## WORK REQUIRED
Pick out every line of the entries below where "count" occurs, and copy those lines.

## LISTED ENTRIES
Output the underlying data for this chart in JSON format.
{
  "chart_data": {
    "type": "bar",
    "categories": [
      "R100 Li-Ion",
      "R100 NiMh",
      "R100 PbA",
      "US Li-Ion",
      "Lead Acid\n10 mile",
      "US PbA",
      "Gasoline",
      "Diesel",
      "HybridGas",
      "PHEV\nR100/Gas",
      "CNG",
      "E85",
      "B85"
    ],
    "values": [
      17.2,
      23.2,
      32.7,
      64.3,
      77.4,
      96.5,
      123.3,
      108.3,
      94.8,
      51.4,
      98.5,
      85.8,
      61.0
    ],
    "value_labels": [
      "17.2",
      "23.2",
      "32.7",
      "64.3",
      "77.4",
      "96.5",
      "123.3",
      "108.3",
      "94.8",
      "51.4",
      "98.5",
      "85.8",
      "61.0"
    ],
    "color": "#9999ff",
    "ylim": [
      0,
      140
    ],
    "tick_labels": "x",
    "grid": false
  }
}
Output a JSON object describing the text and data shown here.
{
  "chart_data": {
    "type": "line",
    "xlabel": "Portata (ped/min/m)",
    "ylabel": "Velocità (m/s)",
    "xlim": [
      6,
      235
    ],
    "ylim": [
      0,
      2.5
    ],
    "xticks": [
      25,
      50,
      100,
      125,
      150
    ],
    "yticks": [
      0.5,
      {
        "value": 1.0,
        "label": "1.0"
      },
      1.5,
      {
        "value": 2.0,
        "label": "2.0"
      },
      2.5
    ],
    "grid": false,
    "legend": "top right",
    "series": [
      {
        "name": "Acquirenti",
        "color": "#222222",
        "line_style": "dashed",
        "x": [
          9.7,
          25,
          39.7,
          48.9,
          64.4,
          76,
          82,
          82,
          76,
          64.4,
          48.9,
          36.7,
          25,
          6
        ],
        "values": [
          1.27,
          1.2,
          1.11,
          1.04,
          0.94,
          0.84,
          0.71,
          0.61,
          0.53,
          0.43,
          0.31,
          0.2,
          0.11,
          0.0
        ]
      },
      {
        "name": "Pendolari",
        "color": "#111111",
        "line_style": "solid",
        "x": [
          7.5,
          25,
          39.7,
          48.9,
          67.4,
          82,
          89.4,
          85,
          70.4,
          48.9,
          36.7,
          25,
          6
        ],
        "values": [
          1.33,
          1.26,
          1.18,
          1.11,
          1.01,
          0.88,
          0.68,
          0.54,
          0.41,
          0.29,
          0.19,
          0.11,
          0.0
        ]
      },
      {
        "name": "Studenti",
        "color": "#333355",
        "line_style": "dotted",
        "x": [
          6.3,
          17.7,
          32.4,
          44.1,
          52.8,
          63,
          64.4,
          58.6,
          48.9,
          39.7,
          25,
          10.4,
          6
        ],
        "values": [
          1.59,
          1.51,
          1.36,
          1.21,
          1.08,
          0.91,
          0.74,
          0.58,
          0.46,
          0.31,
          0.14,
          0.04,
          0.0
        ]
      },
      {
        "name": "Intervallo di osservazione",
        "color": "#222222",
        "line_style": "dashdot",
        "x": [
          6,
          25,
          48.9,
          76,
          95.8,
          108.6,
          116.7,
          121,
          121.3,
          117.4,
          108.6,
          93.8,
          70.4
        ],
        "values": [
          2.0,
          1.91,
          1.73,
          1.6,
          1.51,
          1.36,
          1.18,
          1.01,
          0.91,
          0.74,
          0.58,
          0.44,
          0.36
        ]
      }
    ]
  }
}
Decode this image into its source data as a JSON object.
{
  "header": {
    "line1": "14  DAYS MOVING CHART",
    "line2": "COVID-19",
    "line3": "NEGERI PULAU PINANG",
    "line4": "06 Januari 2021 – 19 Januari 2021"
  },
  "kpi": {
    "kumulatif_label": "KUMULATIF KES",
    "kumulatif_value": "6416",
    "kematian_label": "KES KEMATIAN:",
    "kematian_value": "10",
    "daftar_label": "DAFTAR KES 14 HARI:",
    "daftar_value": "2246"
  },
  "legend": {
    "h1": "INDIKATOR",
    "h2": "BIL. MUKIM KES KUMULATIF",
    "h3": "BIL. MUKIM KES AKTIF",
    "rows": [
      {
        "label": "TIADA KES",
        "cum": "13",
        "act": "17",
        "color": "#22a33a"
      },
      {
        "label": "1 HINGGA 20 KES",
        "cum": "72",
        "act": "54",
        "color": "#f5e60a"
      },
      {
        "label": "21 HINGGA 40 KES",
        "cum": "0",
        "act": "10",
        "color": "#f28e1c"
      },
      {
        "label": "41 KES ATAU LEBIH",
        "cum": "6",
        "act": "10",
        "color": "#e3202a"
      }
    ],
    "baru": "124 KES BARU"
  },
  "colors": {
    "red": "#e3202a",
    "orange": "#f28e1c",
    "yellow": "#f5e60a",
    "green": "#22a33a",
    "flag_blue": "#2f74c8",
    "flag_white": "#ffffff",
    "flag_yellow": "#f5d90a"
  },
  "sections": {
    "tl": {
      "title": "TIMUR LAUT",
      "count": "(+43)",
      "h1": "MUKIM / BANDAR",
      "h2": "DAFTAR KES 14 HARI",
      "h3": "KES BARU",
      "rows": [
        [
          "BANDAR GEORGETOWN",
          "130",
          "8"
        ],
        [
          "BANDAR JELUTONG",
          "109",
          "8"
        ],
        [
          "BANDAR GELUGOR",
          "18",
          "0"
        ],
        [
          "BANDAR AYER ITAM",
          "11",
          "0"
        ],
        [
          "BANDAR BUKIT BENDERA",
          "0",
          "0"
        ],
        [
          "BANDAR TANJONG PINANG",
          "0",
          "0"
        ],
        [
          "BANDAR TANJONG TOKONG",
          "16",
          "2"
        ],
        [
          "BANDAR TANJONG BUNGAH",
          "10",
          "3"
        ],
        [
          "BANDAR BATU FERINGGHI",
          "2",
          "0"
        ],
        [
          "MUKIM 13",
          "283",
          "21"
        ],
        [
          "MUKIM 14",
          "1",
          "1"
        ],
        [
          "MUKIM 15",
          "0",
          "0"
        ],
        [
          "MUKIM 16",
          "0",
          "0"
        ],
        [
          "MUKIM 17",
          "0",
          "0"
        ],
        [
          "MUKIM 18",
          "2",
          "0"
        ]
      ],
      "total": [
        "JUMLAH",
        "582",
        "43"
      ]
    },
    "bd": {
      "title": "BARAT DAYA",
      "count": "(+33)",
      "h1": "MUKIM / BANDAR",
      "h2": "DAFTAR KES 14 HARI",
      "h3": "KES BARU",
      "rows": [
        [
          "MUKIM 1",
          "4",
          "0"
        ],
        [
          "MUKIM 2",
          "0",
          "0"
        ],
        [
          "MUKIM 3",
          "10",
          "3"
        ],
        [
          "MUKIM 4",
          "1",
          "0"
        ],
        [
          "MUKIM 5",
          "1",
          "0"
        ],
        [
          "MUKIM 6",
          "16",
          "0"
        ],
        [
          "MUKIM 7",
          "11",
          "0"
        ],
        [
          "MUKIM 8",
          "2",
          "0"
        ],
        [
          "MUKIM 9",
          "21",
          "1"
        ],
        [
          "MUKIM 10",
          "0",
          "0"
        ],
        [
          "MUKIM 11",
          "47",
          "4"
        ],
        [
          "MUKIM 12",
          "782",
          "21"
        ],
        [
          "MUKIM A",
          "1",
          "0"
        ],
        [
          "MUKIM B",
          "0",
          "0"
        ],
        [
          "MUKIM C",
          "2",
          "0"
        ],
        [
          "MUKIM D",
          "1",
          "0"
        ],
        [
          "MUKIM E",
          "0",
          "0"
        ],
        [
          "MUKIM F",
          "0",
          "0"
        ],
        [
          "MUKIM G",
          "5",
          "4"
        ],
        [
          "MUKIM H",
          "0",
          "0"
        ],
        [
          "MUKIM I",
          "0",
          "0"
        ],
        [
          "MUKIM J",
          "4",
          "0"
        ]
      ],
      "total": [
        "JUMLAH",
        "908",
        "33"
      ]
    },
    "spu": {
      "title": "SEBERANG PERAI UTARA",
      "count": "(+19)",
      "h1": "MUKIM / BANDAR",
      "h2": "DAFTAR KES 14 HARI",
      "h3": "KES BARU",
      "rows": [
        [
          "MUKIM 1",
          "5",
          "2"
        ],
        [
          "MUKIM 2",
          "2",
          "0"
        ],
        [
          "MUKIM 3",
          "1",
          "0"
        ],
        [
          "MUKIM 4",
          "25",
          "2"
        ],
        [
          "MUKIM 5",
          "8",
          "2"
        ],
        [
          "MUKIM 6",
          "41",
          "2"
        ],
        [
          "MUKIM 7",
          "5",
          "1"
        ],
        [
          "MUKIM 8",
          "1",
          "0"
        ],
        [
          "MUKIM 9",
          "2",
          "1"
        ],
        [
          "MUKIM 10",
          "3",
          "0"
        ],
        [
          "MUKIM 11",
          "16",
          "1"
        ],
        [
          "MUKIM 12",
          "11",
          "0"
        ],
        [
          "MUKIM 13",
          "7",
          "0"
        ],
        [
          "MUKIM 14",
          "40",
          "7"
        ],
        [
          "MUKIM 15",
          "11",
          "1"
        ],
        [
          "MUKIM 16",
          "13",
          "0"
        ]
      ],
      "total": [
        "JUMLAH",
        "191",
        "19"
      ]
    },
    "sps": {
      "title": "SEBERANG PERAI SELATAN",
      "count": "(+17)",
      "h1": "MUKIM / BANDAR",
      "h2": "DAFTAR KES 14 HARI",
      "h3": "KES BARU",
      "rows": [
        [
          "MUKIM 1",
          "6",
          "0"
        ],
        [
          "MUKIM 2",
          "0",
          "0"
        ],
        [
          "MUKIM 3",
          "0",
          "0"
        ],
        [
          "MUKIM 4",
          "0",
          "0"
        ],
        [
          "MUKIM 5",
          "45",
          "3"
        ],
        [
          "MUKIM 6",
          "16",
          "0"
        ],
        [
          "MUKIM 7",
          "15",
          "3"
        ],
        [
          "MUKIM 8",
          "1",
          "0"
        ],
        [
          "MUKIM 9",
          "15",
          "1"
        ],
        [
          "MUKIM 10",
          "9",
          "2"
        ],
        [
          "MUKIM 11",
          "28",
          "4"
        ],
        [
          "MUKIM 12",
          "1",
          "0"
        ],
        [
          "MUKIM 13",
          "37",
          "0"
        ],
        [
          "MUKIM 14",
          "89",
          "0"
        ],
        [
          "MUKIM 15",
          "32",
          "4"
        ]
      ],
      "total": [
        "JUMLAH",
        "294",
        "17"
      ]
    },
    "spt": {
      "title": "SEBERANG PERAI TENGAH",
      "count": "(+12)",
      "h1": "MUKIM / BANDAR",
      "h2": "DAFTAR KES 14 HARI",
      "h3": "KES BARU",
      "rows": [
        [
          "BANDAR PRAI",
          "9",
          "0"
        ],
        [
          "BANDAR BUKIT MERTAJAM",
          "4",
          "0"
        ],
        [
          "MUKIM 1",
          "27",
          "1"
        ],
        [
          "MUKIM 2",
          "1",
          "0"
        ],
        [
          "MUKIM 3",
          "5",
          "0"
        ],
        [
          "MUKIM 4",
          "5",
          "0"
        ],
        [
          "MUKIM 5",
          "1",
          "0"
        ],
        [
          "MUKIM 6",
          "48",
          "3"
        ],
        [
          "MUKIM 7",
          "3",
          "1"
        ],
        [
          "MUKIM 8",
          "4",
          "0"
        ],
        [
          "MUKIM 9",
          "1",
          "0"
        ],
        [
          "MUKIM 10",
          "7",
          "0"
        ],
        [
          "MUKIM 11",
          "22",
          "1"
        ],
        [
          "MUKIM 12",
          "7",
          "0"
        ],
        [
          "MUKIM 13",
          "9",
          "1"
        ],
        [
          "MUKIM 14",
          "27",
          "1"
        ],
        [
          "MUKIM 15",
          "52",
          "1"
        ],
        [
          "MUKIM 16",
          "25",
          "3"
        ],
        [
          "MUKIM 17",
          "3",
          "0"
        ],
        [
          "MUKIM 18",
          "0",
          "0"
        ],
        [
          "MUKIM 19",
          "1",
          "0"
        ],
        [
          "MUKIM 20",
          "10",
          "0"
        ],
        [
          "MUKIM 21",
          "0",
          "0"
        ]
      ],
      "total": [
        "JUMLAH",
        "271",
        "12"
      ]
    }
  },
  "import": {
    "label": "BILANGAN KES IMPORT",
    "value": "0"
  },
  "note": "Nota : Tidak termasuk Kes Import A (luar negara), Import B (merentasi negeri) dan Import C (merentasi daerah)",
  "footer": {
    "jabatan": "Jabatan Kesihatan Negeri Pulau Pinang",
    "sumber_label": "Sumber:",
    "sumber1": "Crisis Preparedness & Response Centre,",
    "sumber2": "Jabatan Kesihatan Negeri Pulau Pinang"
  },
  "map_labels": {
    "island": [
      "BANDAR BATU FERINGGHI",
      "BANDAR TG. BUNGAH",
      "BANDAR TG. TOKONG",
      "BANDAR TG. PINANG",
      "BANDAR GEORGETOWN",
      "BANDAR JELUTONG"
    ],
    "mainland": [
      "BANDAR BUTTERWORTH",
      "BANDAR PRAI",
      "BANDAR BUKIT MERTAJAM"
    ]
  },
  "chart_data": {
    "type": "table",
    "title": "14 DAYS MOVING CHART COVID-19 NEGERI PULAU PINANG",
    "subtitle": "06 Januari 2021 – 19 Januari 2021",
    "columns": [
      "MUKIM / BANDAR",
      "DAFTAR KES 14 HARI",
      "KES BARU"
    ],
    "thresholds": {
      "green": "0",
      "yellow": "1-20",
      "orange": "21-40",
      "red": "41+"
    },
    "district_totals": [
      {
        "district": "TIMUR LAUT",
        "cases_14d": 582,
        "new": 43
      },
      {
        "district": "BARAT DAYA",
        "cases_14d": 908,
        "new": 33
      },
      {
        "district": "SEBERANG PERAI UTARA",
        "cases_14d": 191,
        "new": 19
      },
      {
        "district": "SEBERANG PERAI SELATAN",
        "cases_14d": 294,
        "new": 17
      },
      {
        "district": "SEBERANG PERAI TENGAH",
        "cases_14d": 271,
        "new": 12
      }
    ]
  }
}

## FINAL RESULT
      "count": "(+43)",
      "count": "(+33)",
      "count": "(+19)",
      "count": "(+17)",
      "count": "(+12)",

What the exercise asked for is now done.